In the entries below, locate the line with "Convert this chart", then give again that line and all lines after it, exactly, with pictures omitted.

Recorded data:
-------------------------
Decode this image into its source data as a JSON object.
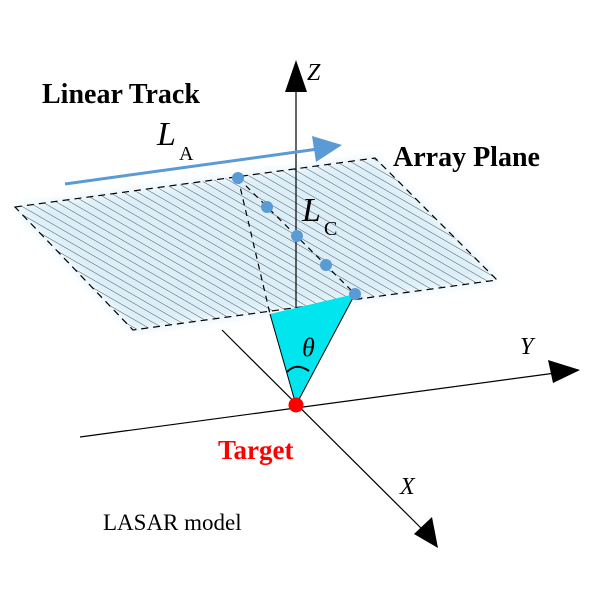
{
  "labels": {
    "linear_track": "Linear Track",
    "array_plane": "Array Plane",
    "target": "Target",
    "model": "LASAR model",
    "axis_z": "Z",
    "axis_y": "Y",
    "axis_x": "X",
    "theta": "θ",
    "la_main": "L",
    "la_sub": "A",
    "lc_main": "L",
    "lc_sub": "C"
  },
  "colors": {
    "track_arrow": "#5b9bd5",
    "element_dots": "#5b9bd5",
    "target_dot": "#ff0000",
    "target_text": "#ff0000",
    "beam_fill": "#00e5ee",
    "plane_glow": "#d9eef9",
    "hatch": "#555555",
    "ink": "#000000"
  }
}
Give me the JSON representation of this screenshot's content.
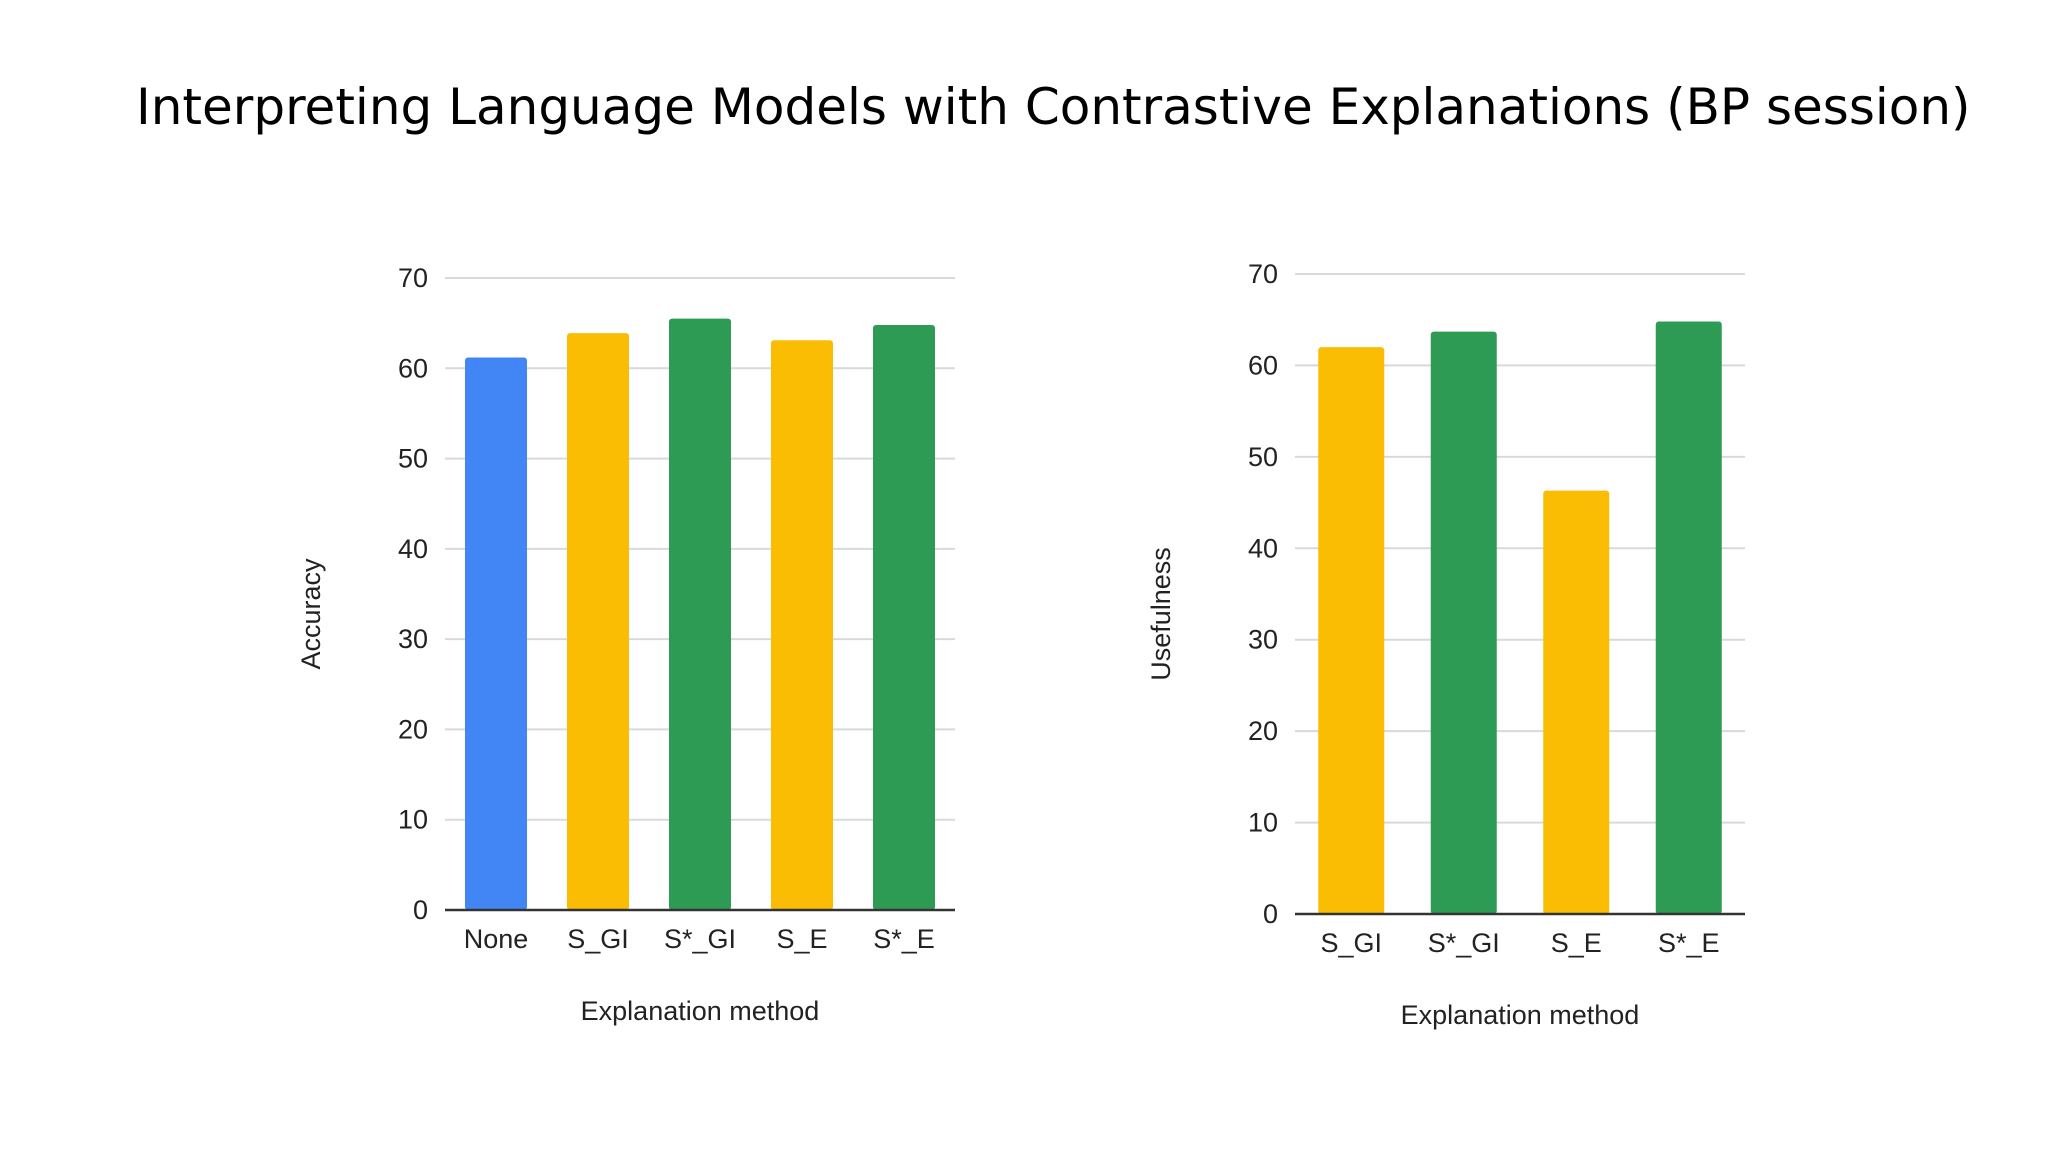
{
  "slide": {
    "title": "Interpreting Language Models with Contrastive Explanations (BP session)"
  },
  "colors": {
    "blue": "#4285F4",
    "yellow": "#FBBC04",
    "green": "#2E9B55",
    "grid": "#d9d9d9",
    "axis": "#333333"
  },
  "chart_data": [
    {
      "type": "bar",
      "categories": [
        "None",
        "S_GI",
        "S*_GI",
        "S_E",
        "S*_E"
      ],
      "values": [
        61.2,
        63.9,
        65.5,
        63.1,
        64.8
      ],
      "bar_colors": [
        "blue",
        "yellow",
        "green",
        "yellow",
        "green"
      ],
      "xlabel": "Explanation method",
      "ylabel": "Accuracy",
      "ylim": [
        0,
        70
      ],
      "yticks": [
        0,
        10,
        20,
        30,
        40,
        50,
        60,
        70
      ],
      "grid": true
    },
    {
      "type": "bar",
      "categories": [
        "S_GI",
        "S*_GI",
        "S_E",
        "S*_E"
      ],
      "values": [
        62.0,
        63.7,
        46.3,
        64.8
      ],
      "bar_colors": [
        "yellow",
        "green",
        "yellow",
        "green"
      ],
      "xlabel": "Explanation method",
      "ylabel": "Usefulness",
      "ylim": [
        0,
        70
      ],
      "yticks": [
        0,
        10,
        20,
        30,
        40,
        50,
        60,
        70
      ],
      "grid": true
    }
  ]
}
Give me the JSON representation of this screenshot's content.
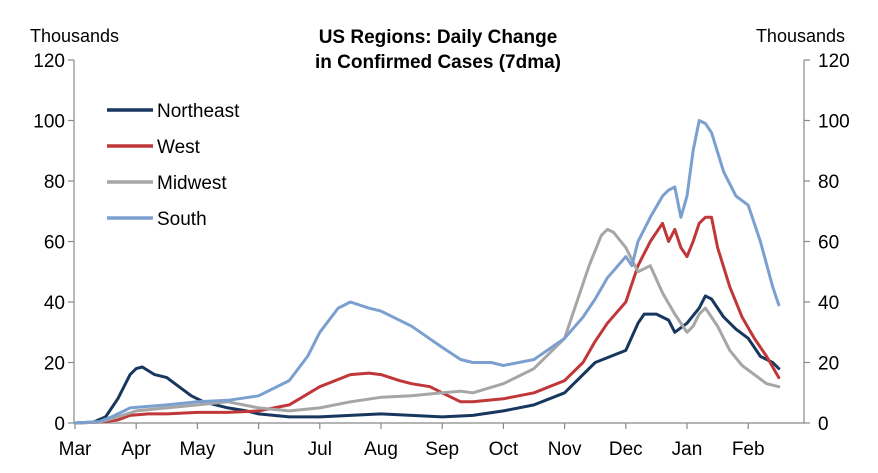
{
  "chart_data": {
    "type": "line",
    "title_lines": [
      "US Regions: Daily Change",
      "in Confirmed Cases (7dma)"
    ],
    "left_unit": "Thousands",
    "right_unit": "Thousands",
    "ylim": [
      0,
      120
    ],
    "yticks": [
      "0",
      "20",
      "40",
      "60",
      "80",
      "100",
      "120"
    ],
    "month_labels": [
      "Mar",
      "Apr",
      "May",
      "Jun",
      "Jul",
      "Aug",
      "Sep",
      "Oct",
      "Nov",
      "Dec",
      "Jan",
      "Feb"
    ],
    "legend_position": "top-left",
    "series": [
      {
        "name": "Northeast",
        "color": "#17375e",
        "points": [
          [
            0,
            0
          ],
          [
            0.3,
            0.3
          ],
          [
            0.5,
            2
          ],
          [
            0.7,
            8
          ],
          [
            0.9,
            16
          ],
          [
            1.0,
            18
          ],
          [
            1.1,
            18.5
          ],
          [
            1.3,
            16
          ],
          [
            1.5,
            15
          ],
          [
            1.7,
            12
          ],
          [
            1.9,
            9
          ],
          [
            2.1,
            7
          ],
          [
            2.3,
            6
          ],
          [
            2.5,
            5
          ],
          [
            2.8,
            4
          ],
          [
            3,
            3
          ],
          [
            3.5,
            2
          ],
          [
            4,
            2
          ],
          [
            4.5,
            2.5
          ],
          [
            5,
            3
          ],
          [
            5.5,
            2.5
          ],
          [
            6,
            2
          ],
          [
            6.5,
            2.5
          ],
          [
            7,
            4
          ],
          [
            7.5,
            6
          ],
          [
            8,
            10
          ],
          [
            8.5,
            20
          ],
          [
            9,
            24
          ],
          [
            9.2,
            33
          ],
          [
            9.3,
            36
          ],
          [
            9.5,
            36
          ],
          [
            9.7,
            34
          ],
          [
            9.8,
            30
          ],
          [
            10,
            33
          ],
          [
            10.2,
            38
          ],
          [
            10.3,
            42
          ],
          [
            10.4,
            41
          ],
          [
            10.6,
            35
          ],
          [
            10.8,
            31
          ],
          [
            11,
            28
          ],
          [
            11.2,
            22
          ],
          [
            11.4,
            20
          ],
          [
            11.5,
            18
          ]
        ]
      },
      {
        "name": "West",
        "color": "#c0373a",
        "points": [
          [
            0,
            0
          ],
          [
            0.4,
            0.3
          ],
          [
            0.7,
            1
          ],
          [
            0.9,
            2.5
          ],
          [
            1.2,
            3
          ],
          [
            1.5,
            3
          ],
          [
            2,
            3.5
          ],
          [
            2.5,
            3.5
          ],
          [
            3,
            4
          ],
          [
            3.5,
            6
          ],
          [
            4,
            12
          ],
          [
            4.5,
            16
          ],
          [
            4.8,
            16.5
          ],
          [
            5,
            16
          ],
          [
            5.3,
            14
          ],
          [
            5.5,
            13
          ],
          [
            5.8,
            12
          ],
          [
            6,
            10
          ],
          [
            6.3,
            7
          ],
          [
            6.5,
            7
          ],
          [
            7,
            8
          ],
          [
            7.5,
            10
          ],
          [
            8,
            14
          ],
          [
            8.3,
            20
          ],
          [
            8.5,
            27
          ],
          [
            8.7,
            33
          ],
          [
            9,
            40
          ],
          [
            9.2,
            52
          ],
          [
            9.4,
            60
          ],
          [
            9.6,
            66
          ],
          [
            9.7,
            60
          ],
          [
            9.8,
            64
          ],
          [
            9.9,
            58
          ],
          [
            10,
            55
          ],
          [
            10.1,
            60
          ],
          [
            10.2,
            66
          ],
          [
            10.3,
            68
          ],
          [
            10.4,
            68
          ],
          [
            10.5,
            58
          ],
          [
            10.7,
            45
          ],
          [
            10.9,
            35
          ],
          [
            11.1,
            28
          ],
          [
            11.3,
            22
          ],
          [
            11.5,
            15
          ]
        ]
      },
      {
        "name": "Midwest",
        "color": "#a6a6a6",
        "points": [
          [
            0,
            0
          ],
          [
            0.4,
            0.3
          ],
          [
            0.7,
            2
          ],
          [
            1,
            4
          ],
          [
            1.5,
            5
          ],
          [
            2,
            6
          ],
          [
            2.5,
            7
          ],
          [
            3,
            5
          ],
          [
            3.5,
            4
          ],
          [
            4,
            5
          ],
          [
            4.5,
            7
          ],
          [
            5,
            8.5
          ],
          [
            5.5,
            9
          ],
          [
            6,
            10
          ],
          [
            6.3,
            10.5
          ],
          [
            6.5,
            10
          ],
          [
            7,
            13
          ],
          [
            7.5,
            18
          ],
          [
            8,
            28
          ],
          [
            8.2,
            40
          ],
          [
            8.4,
            52
          ],
          [
            8.6,
            62
          ],
          [
            8.7,
            64
          ],
          [
            8.8,
            63
          ],
          [
            9,
            58
          ],
          [
            9.2,
            50
          ],
          [
            9.4,
            52
          ],
          [
            9.6,
            43
          ],
          [
            9.8,
            36
          ],
          [
            10,
            30
          ],
          [
            10.1,
            32
          ],
          [
            10.2,
            36
          ],
          [
            10.3,
            38
          ],
          [
            10.5,
            32
          ],
          [
            10.7,
            24
          ],
          [
            10.9,
            19
          ],
          [
            11.1,
            16
          ],
          [
            11.3,
            13
          ],
          [
            11.5,
            12
          ]
        ]
      },
      {
        "name": "South",
        "color": "#7ba0cf",
        "points": [
          [
            0,
            0
          ],
          [
            0.4,
            0.5
          ],
          [
            0.6,
            2
          ],
          [
            0.9,
            5
          ],
          [
            1.2,
            5.5
          ],
          [
            1.5,
            6
          ],
          [
            2,
            7
          ],
          [
            2.5,
            7.5
          ],
          [
            3,
            9
          ],
          [
            3.5,
            14
          ],
          [
            3.8,
            22
          ],
          [
            4,
            30
          ],
          [
            4.3,
            38
          ],
          [
            4.5,
            40
          ],
          [
            4.8,
            38
          ],
          [
            5,
            37
          ],
          [
            5.5,
            32
          ],
          [
            6,
            25
          ],
          [
            6.3,
            21
          ],
          [
            6.5,
            20
          ],
          [
            6.8,
            20
          ],
          [
            7,
            19
          ],
          [
            7.5,
            21
          ],
          [
            8,
            28
          ],
          [
            8.3,
            35
          ],
          [
            8.5,
            41
          ],
          [
            8.7,
            48
          ],
          [
            9,
            55
          ],
          [
            9.1,
            52
          ],
          [
            9.2,
            60
          ],
          [
            9.4,
            68
          ],
          [
            9.6,
            75
          ],
          [
            9.7,
            77
          ],
          [
            9.8,
            78
          ],
          [
            9.9,
            68
          ],
          [
            10,
            75
          ],
          [
            10.1,
            90
          ],
          [
            10.2,
            100
          ],
          [
            10.3,
            99
          ],
          [
            10.4,
            96
          ],
          [
            10.6,
            83
          ],
          [
            10.8,
            75
          ],
          [
            11,
            72
          ],
          [
            11.2,
            60
          ],
          [
            11.4,
            45
          ],
          [
            11.5,
            39
          ]
        ]
      }
    ]
  }
}
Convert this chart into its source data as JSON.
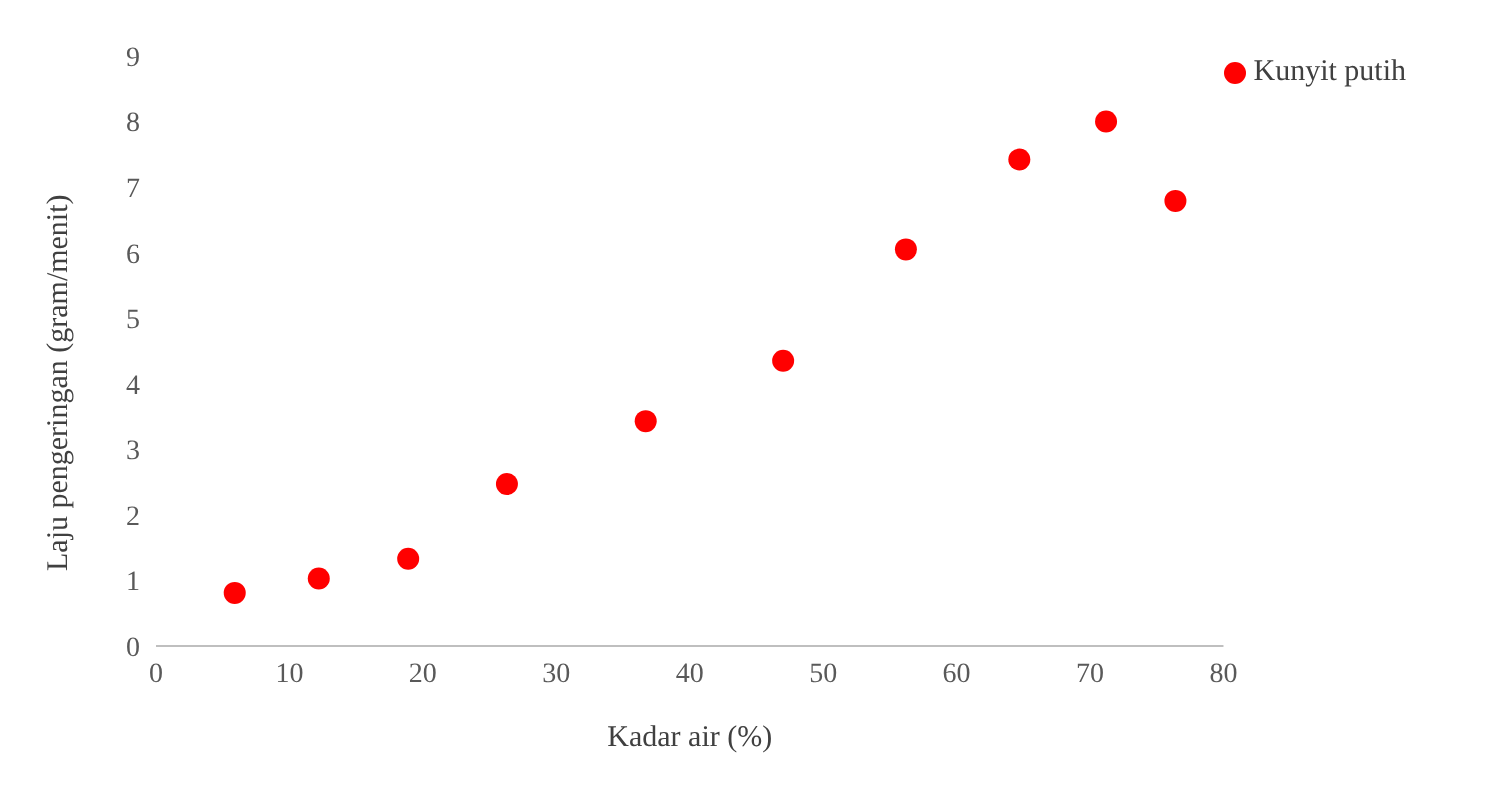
{
  "chart_data": {
    "type": "scatter",
    "xlabel": "Kadar air (%)",
    "ylabel": "Laju pengeringan  (gram/menit)",
    "x": [
      5.9,
      12.2,
      18.9,
      26.3,
      36.7,
      47.0,
      56.2,
      64.7,
      71.2,
      76.4
    ],
    "series": [
      {
        "name": "Kunyit putih",
        "color": "#ff0000",
        "values": [
          0.81,
          1.03,
          1.33,
          2.47,
          3.43,
          4.35,
          6.05,
          7.42,
          8.0,
          6.79
        ]
      }
    ],
    "xlim": [
      0,
      80
    ],
    "xticks": [
      0,
      10,
      20,
      30,
      40,
      50,
      60,
      70,
      80
    ],
    "ylim": [
      0,
      9
    ],
    "yticks": [
      0,
      1,
      2,
      3,
      4,
      5,
      6,
      7,
      8,
      9
    ],
    "grid": false,
    "legend": "top right",
    "marker": "circle"
  }
}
-------------------------
**The result**:
Convert this chart into its source data as JSON.
{
  "chart_data": {
    "type": "scatter",
    "xlabel": "Kadar air (%)",
    "ylabel": "Laju pengeringan  (gram/menit)",
    "x": [
      5.9,
      12.2,
      18.9,
      26.3,
      36.7,
      47.0,
      56.2,
      64.7,
      71.2,
      76.4
    ],
    "series": [
      {
        "name": "Kunyit putih",
        "color": "#ff0000",
        "values": [
          0.81,
          1.03,
          1.33,
          2.47,
          3.43,
          4.35,
          6.05,
          7.42,
          8.0,
          6.79
        ]
      }
    ],
    "xlim": [
      0,
      80
    ],
    "xticks": [
      0,
      10,
      20,
      30,
      40,
      50,
      60,
      70,
      80
    ],
    "ylim": [
      0,
      9
    ],
    "yticks": [
      0,
      1,
      2,
      3,
      4,
      5,
      6,
      7,
      8,
      9
    ],
    "grid": false,
    "legend": "top right",
    "marker": "circle"
  }
}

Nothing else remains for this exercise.